§ **RECORDS FOR PROCESSING**:
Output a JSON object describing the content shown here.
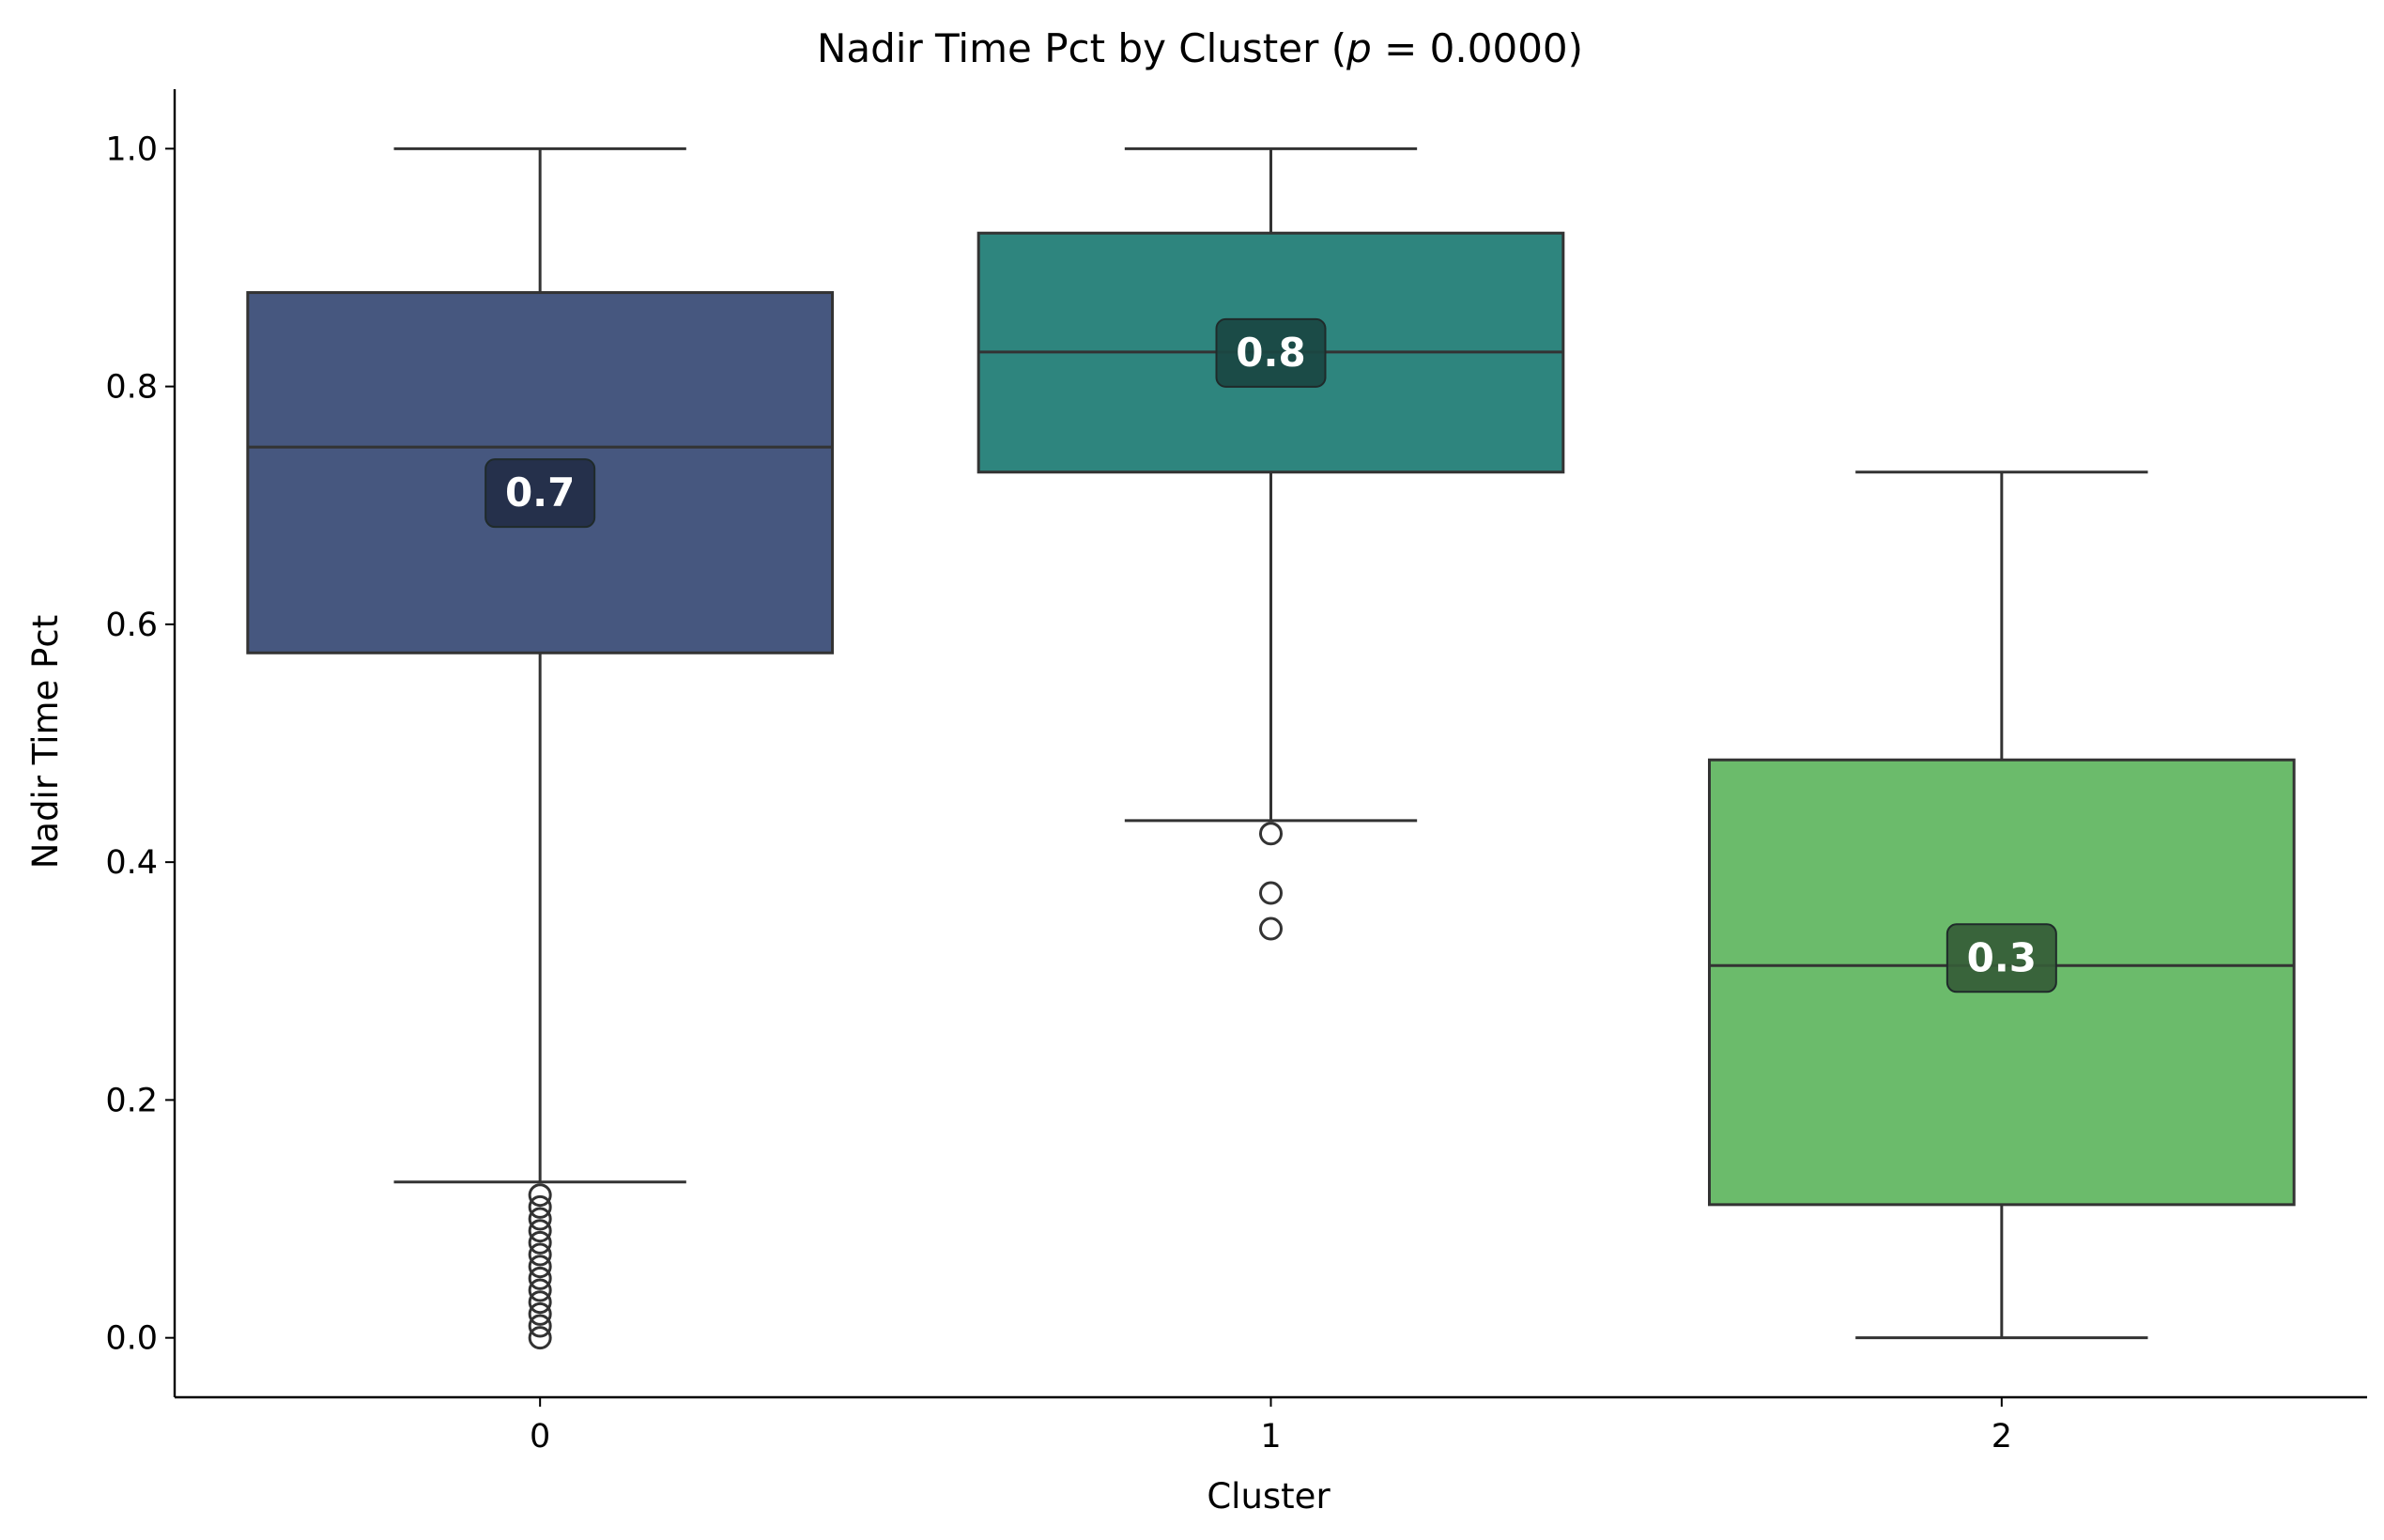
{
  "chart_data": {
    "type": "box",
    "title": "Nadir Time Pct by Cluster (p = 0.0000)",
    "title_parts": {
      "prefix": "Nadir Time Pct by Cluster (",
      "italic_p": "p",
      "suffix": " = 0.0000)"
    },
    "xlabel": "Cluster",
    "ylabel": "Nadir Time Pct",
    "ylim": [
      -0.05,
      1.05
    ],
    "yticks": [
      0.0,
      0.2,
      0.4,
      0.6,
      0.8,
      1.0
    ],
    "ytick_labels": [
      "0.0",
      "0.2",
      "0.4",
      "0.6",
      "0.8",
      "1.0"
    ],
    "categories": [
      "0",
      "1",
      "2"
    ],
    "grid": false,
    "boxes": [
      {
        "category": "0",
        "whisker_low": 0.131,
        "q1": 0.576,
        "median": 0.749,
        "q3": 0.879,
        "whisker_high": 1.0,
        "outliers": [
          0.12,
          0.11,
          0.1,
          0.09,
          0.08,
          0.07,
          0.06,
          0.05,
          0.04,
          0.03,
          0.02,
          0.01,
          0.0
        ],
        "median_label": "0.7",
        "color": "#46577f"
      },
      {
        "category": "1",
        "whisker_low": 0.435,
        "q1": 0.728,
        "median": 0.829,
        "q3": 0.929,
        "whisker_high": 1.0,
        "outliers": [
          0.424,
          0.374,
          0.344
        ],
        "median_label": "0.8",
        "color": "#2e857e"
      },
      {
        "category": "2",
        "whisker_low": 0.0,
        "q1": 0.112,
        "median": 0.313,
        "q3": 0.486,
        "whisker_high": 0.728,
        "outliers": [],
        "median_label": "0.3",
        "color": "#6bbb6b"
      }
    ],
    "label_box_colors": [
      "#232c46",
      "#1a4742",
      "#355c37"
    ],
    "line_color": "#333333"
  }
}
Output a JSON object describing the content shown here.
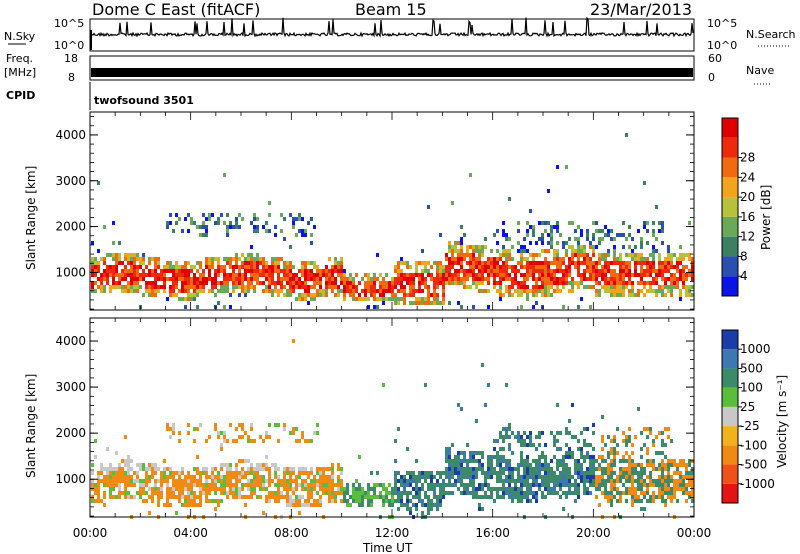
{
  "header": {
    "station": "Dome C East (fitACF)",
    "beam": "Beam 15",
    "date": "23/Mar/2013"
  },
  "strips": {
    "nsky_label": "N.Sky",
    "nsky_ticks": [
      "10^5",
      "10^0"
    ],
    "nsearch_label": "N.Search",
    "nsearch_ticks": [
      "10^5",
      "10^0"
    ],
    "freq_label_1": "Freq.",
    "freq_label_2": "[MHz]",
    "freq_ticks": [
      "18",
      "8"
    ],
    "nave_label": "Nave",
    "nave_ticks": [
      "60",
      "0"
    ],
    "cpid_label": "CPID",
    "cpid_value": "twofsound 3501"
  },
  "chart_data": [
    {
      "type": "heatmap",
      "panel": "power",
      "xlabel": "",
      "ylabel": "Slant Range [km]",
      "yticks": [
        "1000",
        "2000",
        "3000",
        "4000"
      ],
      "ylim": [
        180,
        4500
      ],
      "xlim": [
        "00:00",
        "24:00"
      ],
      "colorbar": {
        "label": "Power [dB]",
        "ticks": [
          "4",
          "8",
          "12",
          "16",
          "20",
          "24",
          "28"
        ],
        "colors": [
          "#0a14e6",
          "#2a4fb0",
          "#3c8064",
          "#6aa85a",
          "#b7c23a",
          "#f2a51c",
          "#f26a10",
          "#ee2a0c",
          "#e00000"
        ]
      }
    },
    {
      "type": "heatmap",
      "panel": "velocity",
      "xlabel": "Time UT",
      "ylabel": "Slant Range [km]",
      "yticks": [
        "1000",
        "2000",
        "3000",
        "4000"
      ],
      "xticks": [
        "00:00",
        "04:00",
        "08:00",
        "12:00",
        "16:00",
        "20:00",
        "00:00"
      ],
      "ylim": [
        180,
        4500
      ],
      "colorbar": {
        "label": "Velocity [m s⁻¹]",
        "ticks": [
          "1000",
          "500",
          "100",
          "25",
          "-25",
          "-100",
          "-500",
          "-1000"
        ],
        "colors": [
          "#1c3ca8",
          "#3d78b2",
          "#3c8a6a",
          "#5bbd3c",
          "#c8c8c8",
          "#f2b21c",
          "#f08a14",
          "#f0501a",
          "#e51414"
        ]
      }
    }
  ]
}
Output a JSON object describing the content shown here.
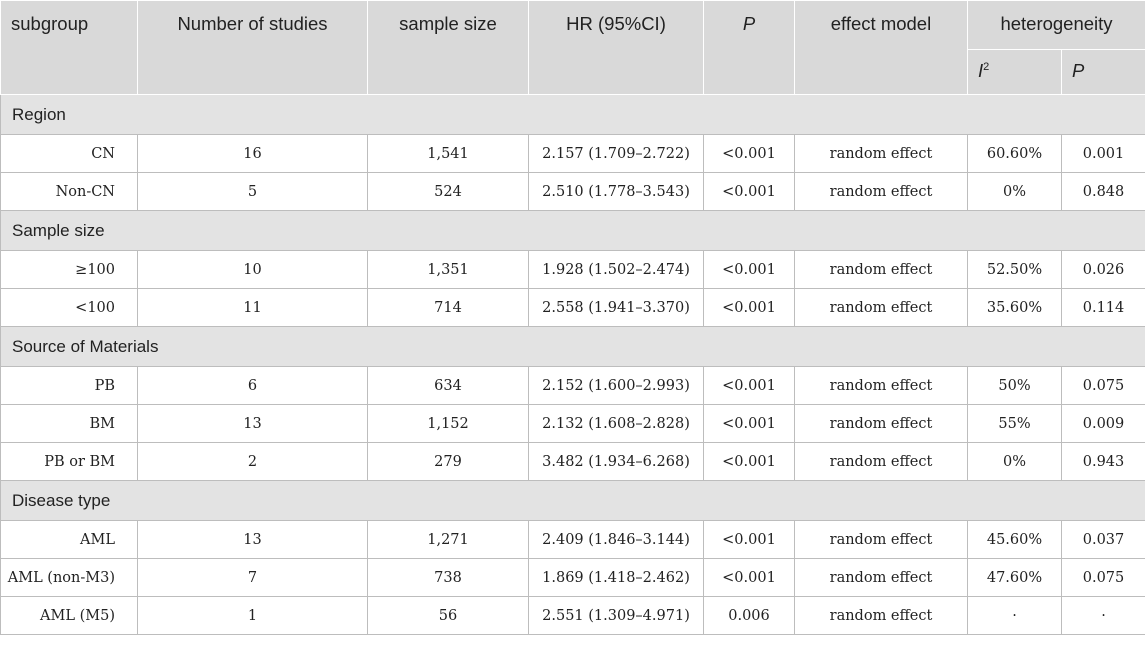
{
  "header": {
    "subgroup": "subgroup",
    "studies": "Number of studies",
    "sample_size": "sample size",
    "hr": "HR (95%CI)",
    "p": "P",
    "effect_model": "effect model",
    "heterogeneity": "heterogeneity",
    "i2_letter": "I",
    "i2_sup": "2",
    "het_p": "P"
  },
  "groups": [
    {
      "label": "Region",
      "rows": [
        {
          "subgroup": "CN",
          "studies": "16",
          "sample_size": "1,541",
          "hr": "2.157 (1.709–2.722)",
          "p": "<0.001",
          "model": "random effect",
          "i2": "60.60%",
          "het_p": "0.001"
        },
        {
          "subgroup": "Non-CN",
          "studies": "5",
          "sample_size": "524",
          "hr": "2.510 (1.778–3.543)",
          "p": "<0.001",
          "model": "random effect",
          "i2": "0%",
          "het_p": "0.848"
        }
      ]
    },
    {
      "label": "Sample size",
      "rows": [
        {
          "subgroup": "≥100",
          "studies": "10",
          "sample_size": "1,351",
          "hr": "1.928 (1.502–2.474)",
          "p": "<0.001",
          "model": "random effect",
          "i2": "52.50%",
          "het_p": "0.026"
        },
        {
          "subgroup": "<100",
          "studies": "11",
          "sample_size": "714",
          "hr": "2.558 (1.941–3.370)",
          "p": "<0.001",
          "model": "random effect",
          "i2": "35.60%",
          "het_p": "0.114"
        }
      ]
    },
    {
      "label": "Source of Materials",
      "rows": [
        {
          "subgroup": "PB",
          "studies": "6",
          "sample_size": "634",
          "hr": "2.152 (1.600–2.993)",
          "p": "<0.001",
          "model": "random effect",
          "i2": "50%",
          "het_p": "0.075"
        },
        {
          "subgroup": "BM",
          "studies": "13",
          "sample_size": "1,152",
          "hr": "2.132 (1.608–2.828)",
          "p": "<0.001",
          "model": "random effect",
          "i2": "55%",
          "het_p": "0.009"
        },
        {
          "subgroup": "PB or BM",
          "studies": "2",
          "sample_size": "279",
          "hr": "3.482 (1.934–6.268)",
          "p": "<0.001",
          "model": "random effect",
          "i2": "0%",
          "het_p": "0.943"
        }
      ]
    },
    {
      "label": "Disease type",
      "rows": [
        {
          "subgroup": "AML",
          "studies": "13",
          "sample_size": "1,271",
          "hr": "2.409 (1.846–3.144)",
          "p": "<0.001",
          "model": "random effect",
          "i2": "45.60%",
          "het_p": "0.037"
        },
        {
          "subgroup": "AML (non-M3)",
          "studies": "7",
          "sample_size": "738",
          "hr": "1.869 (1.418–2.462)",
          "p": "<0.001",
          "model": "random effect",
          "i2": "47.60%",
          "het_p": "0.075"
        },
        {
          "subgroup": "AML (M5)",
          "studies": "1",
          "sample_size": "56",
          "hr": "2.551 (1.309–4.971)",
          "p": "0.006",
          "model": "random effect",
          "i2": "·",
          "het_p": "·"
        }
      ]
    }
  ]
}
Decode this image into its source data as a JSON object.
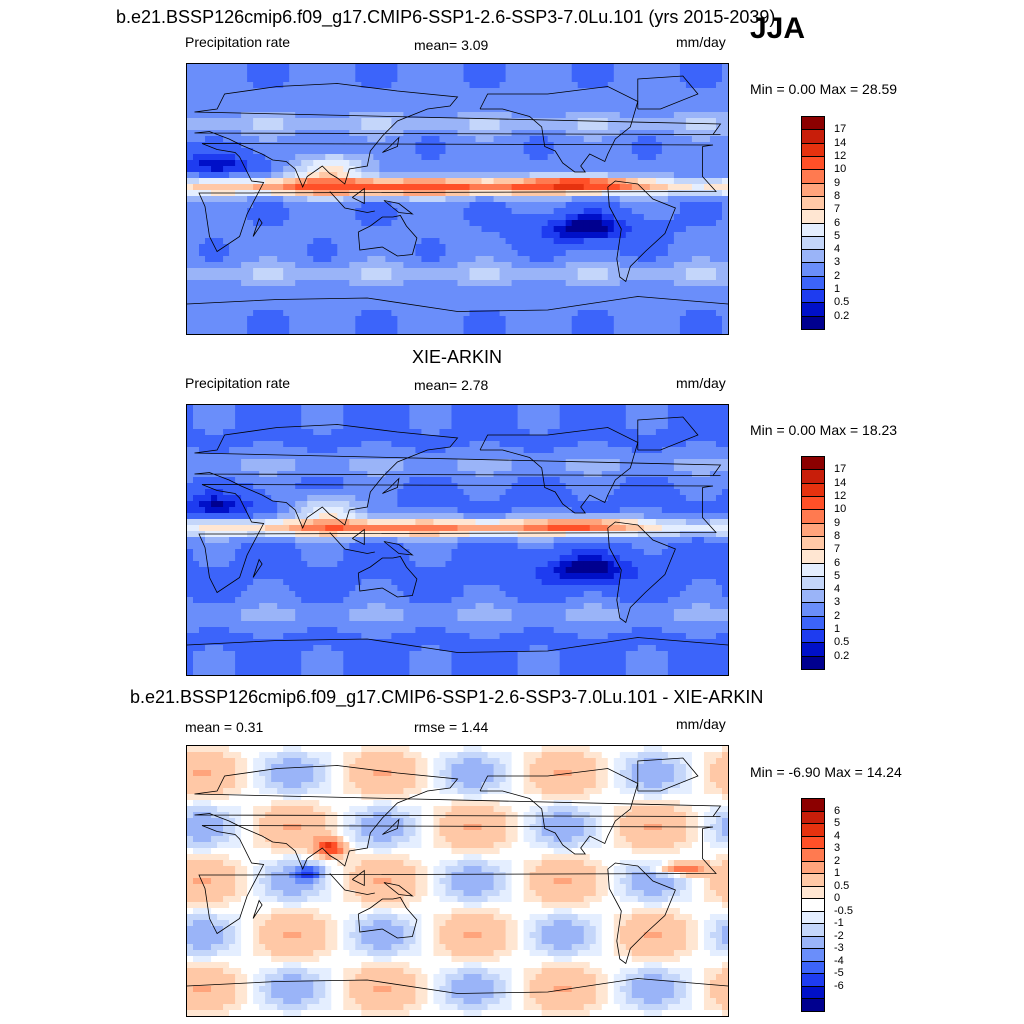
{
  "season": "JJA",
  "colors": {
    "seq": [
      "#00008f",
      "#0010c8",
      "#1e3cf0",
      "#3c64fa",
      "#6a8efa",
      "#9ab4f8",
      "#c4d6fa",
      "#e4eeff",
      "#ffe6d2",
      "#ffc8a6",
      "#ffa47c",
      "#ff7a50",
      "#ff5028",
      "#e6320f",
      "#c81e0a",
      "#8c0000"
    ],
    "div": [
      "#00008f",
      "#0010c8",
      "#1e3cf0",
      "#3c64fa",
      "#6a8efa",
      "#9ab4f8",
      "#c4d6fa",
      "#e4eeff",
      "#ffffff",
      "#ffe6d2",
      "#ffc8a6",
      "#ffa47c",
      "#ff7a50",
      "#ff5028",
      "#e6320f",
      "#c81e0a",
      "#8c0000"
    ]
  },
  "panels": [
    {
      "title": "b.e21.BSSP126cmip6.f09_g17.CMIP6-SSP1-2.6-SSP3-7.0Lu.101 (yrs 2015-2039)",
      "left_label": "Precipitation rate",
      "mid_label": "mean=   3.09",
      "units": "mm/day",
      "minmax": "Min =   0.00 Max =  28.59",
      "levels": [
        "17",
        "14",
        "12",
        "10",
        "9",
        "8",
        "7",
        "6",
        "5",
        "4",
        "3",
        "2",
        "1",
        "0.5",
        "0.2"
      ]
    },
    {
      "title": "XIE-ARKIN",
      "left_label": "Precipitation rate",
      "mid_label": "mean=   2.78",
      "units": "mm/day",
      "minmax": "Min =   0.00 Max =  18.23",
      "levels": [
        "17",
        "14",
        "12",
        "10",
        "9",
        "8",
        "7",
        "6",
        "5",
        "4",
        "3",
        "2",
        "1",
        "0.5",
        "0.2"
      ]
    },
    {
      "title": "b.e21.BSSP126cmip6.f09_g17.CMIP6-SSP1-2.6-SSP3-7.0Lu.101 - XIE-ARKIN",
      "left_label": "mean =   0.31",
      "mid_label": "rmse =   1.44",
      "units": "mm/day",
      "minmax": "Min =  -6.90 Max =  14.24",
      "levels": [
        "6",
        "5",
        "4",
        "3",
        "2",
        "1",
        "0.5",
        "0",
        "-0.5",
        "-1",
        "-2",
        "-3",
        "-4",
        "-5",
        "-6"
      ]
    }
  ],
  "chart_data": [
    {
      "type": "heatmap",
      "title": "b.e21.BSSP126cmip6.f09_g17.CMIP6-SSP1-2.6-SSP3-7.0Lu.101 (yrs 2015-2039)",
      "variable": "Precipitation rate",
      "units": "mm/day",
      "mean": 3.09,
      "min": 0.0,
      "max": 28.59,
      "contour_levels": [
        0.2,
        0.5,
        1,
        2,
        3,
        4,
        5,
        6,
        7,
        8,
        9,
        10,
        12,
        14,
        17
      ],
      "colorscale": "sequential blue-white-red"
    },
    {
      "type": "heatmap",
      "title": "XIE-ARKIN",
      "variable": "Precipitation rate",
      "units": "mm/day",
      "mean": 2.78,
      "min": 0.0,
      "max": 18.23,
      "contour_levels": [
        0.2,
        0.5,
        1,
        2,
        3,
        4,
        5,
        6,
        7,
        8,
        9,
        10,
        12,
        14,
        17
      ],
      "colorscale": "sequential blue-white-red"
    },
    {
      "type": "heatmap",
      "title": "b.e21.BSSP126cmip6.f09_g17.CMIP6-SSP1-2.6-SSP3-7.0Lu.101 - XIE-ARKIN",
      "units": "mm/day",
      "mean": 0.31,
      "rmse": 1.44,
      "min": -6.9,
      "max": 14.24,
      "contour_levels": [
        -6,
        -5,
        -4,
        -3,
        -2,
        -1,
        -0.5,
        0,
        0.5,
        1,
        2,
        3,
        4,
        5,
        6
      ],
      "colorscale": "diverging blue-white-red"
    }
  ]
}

§ **AIM OF THE EXERCISE**:
The answer is one number: how many lines of the material above contain "xlabel".

§ **FULL RESPONSE**:
3